# [Exercise prompt]
Transcribe each line of the material as it is, and drop any picture.

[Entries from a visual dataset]
○ ○ ○ ○ ○ ○ ○
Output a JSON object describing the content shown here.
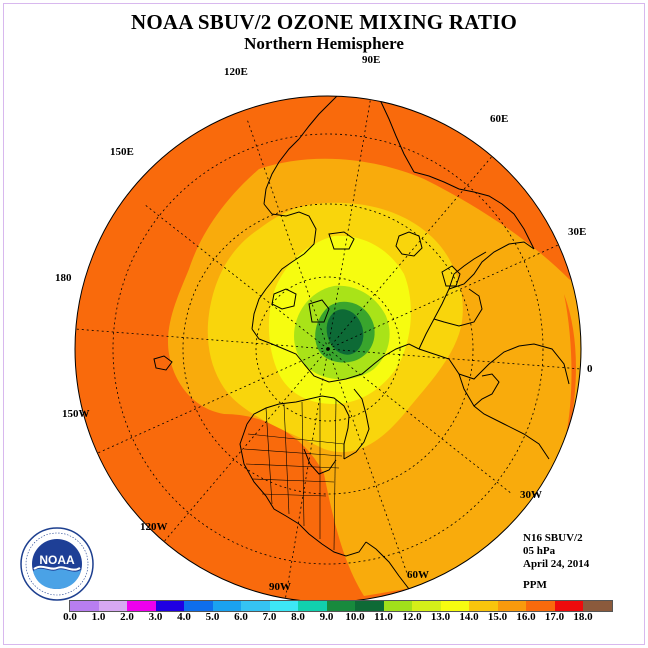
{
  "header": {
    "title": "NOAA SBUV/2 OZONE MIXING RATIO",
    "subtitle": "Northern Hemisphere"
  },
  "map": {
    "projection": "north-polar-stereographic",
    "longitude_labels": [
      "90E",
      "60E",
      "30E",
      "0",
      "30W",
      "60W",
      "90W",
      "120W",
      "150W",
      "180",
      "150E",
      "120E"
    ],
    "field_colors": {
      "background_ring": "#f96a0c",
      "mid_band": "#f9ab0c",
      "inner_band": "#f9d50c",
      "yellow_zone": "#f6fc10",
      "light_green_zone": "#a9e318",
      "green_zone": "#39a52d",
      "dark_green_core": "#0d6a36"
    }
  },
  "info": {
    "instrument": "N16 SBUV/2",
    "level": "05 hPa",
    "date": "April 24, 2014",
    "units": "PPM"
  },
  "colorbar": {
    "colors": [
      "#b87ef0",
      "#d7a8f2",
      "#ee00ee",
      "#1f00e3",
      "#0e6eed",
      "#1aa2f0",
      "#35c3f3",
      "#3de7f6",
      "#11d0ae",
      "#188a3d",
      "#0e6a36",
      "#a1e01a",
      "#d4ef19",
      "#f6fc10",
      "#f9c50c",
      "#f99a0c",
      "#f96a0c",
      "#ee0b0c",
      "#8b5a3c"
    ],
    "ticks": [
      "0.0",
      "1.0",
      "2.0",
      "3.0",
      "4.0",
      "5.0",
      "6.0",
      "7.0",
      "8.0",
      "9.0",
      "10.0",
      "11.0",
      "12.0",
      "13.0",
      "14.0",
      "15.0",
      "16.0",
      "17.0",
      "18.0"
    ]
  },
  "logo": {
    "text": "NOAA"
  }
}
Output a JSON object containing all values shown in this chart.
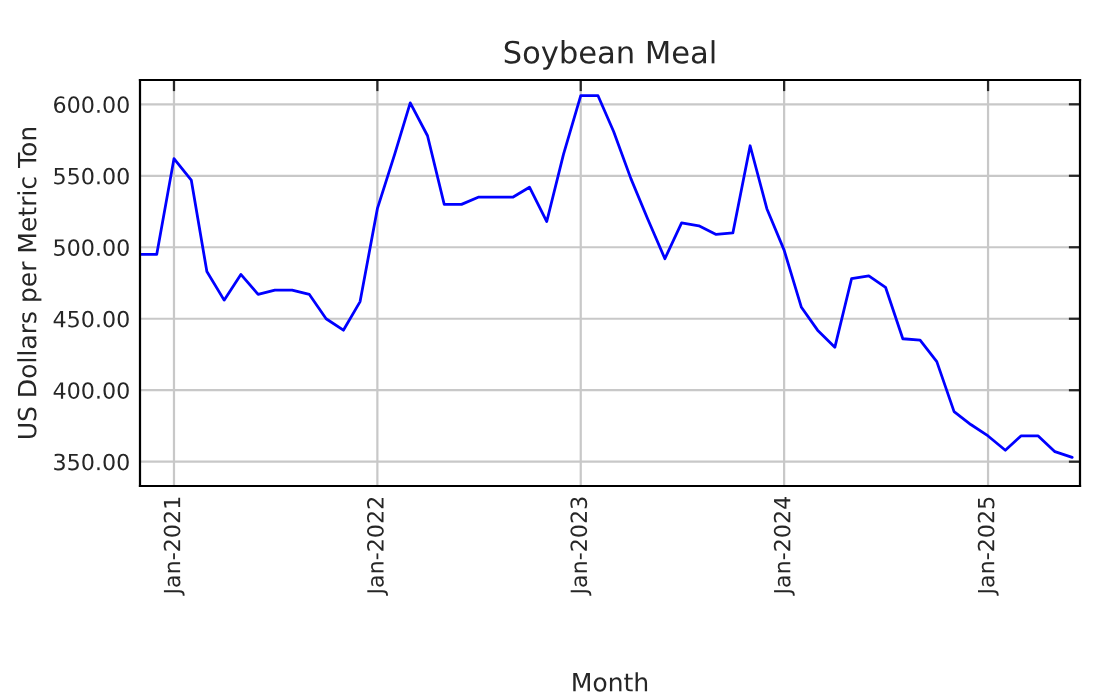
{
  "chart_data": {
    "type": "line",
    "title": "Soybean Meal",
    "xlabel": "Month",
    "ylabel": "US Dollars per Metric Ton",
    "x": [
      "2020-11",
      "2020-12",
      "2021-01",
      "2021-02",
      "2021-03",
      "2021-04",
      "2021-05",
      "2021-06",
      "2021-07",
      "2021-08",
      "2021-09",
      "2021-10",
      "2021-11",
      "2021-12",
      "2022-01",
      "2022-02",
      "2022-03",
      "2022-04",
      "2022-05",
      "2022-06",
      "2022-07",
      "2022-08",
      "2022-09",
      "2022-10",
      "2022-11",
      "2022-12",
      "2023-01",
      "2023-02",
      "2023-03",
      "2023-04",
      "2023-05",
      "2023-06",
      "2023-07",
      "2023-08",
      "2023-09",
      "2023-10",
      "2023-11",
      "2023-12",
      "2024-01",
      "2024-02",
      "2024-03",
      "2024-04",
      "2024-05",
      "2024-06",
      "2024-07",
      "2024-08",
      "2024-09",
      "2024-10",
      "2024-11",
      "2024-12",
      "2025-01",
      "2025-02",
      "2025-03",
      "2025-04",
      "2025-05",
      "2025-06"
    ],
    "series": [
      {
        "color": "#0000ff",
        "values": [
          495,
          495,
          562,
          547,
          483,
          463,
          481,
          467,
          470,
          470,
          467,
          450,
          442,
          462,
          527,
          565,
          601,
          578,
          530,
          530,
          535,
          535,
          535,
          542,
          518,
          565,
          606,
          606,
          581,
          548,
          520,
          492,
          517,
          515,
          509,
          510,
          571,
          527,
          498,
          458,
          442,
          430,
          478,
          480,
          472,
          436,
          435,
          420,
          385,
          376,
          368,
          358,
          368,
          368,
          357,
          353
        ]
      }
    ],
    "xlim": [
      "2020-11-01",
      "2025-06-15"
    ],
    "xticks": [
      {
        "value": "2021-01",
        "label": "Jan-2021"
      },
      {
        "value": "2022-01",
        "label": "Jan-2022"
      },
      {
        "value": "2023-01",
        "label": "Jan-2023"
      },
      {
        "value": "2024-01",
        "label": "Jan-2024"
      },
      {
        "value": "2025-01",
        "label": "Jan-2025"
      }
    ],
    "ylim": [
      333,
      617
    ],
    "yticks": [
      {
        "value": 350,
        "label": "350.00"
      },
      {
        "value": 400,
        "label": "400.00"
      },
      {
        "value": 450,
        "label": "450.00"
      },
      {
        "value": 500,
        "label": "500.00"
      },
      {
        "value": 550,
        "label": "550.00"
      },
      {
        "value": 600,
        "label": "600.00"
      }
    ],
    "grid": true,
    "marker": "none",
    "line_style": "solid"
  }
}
○ ○ ○ ○ ○ ○ ○
# [Solution for this problem]
Output a JSON object describing the content shown here.
{
  "header": {
    "title": "NOAA SBUV/2 OZONE MIXING RATIO",
    "subtitle": "Northern Hemisphere"
  },
  "map": {
    "projection": "north-polar-stereographic",
    "longitude_labels": [
      "90E",
      "60E",
      "30E",
      "0",
      "30W",
      "60W",
      "90W",
      "120W",
      "150W",
      "180",
      "150E",
      "120E"
    ],
    "field_colors": {
      "background_ring": "#f96a0c",
      "mid_band": "#f9ab0c",
      "inner_band": "#f9d50c",
      "yellow_zone": "#f6fc10",
      "light_green_zone": "#a9e318",
      "green_zone": "#39a52d",
      "dark_green_core": "#0d6a36"
    }
  },
  "info": {
    "instrument": "N16 SBUV/2",
    "level": "05 hPa",
    "date": "April 24, 2014",
    "units": "PPM"
  },
  "colorbar": {
    "colors": [
      "#b87ef0",
      "#d7a8f2",
      "#ee00ee",
      "#1f00e3",
      "#0e6eed",
      "#1aa2f0",
      "#35c3f3",
      "#3de7f6",
      "#11d0ae",
      "#188a3d",
      "#0e6a36",
      "#a1e01a",
      "#d4ef19",
      "#f6fc10",
      "#f9c50c",
      "#f99a0c",
      "#f96a0c",
      "#ee0b0c",
      "#8b5a3c"
    ],
    "ticks": [
      "0.0",
      "1.0",
      "2.0",
      "3.0",
      "4.0",
      "5.0",
      "6.0",
      "7.0",
      "8.0",
      "9.0",
      "10.0",
      "11.0",
      "12.0",
      "13.0",
      "14.0",
      "15.0",
      "16.0",
      "17.0",
      "18.0"
    ]
  },
  "logo": {
    "text": "NOAA"
  }
}
Output a JSON object containing all values shown in this chart.
{
  "chart_data": {
    "type": "line",
    "title": "Soybean Meal",
    "xlabel": "Month",
    "ylabel": "US Dollars per Metric Ton",
    "x": [
      "2020-11",
      "2020-12",
      "2021-01",
      "2021-02",
      "2021-03",
      "2021-04",
      "2021-05",
      "2021-06",
      "2021-07",
      "2021-08",
      "2021-09",
      "2021-10",
      "2021-11",
      "2021-12",
      "2022-01",
      "2022-02",
      "2022-03",
      "2022-04",
      "2022-05",
      "2022-06",
      "2022-07",
      "2022-08",
      "2022-09",
      "2022-10",
      "2022-11",
      "2022-12",
      "2023-01",
      "2023-02",
      "2023-03",
      "2023-04",
      "2023-05",
      "2023-06",
      "2023-07",
      "2023-08",
      "2023-09",
      "2023-10",
      "2023-11",
      "2023-12",
      "2024-01",
      "2024-02",
      "2024-03",
      "2024-04",
      "2024-05",
      "2024-06",
      "2024-07",
      "2024-08",
      "2024-09",
      "2024-10",
      "2024-11",
      "2024-12",
      "2025-01",
      "2025-02",
      "2025-03",
      "2025-04",
      "2025-05",
      "2025-06"
    ],
    "series": [
      {
        "color": "#0000ff",
        "values": [
          495,
          495,
          562,
          547,
          483,
          463,
          481,
          467,
          470,
          470,
          467,
          450,
          442,
          462,
          527,
          565,
          601,
          578,
          530,
          530,
          535,
          535,
          535,
          542,
          518,
          565,
          606,
          606,
          581,
          548,
          520,
          492,
          517,
          515,
          509,
          510,
          571,
          527,
          498,
          458,
          442,
          430,
          478,
          480,
          472,
          436,
          435,
          420,
          385,
          376,
          368,
          358,
          368,
          368,
          357,
          353
        ]
      }
    ],
    "xlim": [
      "2020-11-01",
      "2025-06-15"
    ],
    "xticks": [
      {
        "value": "2021-01",
        "label": "Jan-2021"
      },
      {
        "value": "2022-01",
        "label": "Jan-2022"
      },
      {
        "value": "2023-01",
        "label": "Jan-2023"
      },
      {
        "value": "2024-01",
        "label": "Jan-2024"
      },
      {
        "value": "2025-01",
        "label": "Jan-2025"
      }
    ],
    "ylim": [
      333,
      617
    ],
    "yticks": [
      {
        "value": 350,
        "label": "350.00"
      },
      {
        "value": 400,
        "label": "400.00"
      },
      {
        "value": 450,
        "label": "450.00"
      },
      {
        "value": 500,
        "label": "500.00"
      },
      {
        "value": 550,
        "label": "550.00"
      },
      {
        "value": 600,
        "label": "600.00"
      }
    ],
    "grid": true,
    "marker": "none",
    "line_style": "solid"
  }
}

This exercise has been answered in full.